* [Task details]:
Only lines holding the word "changes" should be copied from the material.

* [Given data]:
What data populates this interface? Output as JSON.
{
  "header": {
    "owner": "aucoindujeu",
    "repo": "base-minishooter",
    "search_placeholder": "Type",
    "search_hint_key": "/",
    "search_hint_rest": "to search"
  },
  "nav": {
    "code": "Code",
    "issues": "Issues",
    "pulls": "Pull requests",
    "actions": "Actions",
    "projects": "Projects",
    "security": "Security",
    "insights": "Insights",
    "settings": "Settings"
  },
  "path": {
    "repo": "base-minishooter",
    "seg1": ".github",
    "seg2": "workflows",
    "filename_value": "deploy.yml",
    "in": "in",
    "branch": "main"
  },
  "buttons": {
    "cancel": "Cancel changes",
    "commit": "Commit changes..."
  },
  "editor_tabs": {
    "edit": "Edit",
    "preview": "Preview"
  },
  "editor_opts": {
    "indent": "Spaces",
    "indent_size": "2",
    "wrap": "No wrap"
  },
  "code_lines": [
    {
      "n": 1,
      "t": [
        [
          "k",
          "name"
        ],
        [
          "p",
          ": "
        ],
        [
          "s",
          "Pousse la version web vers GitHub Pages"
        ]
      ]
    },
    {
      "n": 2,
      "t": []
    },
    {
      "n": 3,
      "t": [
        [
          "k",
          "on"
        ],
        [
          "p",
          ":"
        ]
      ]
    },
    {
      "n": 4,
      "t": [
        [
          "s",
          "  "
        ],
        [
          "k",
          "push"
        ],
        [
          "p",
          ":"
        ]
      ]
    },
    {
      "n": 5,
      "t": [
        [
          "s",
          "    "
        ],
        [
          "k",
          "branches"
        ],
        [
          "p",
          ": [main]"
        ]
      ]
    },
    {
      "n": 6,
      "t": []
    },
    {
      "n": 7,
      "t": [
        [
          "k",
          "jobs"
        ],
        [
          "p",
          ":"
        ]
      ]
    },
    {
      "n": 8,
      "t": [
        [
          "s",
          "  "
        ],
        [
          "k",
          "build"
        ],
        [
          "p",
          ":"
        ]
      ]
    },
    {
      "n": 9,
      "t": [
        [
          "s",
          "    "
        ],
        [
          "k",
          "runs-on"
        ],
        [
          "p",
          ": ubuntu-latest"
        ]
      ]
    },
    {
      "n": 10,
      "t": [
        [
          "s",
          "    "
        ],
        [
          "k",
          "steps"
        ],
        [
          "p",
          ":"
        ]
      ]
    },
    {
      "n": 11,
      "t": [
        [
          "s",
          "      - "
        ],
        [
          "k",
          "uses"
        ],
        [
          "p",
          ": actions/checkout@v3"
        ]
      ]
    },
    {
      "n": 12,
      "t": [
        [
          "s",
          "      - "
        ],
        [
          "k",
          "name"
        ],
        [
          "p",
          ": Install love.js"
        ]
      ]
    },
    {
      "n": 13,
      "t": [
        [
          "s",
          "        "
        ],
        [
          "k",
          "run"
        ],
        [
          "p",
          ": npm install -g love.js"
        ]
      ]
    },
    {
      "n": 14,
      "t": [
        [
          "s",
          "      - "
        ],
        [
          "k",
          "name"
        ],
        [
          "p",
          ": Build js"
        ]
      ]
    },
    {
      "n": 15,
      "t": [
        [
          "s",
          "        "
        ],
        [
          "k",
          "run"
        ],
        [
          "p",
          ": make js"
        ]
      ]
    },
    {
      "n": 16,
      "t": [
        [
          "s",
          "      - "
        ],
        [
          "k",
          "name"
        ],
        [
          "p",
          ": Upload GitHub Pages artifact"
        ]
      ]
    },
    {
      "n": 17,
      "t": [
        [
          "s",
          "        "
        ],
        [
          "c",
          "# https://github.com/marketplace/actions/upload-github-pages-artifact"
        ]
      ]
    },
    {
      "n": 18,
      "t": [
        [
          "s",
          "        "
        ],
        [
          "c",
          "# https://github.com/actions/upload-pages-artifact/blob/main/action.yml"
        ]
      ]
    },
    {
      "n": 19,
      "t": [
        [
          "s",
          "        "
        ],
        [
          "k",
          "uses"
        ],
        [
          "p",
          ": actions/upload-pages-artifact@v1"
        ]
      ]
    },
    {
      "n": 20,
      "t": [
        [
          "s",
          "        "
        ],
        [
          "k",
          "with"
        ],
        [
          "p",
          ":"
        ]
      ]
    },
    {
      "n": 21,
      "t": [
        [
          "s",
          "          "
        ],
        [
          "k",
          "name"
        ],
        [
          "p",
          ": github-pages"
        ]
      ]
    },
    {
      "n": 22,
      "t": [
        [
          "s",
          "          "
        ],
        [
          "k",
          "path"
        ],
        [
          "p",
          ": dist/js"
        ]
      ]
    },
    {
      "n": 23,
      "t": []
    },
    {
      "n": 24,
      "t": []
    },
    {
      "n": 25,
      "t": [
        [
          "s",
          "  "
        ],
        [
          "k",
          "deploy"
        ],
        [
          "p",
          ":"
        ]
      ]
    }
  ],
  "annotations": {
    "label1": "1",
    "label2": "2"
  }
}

* [Result]:
    "cancel": "Cancel changes",
    "commit": "Commit changes..."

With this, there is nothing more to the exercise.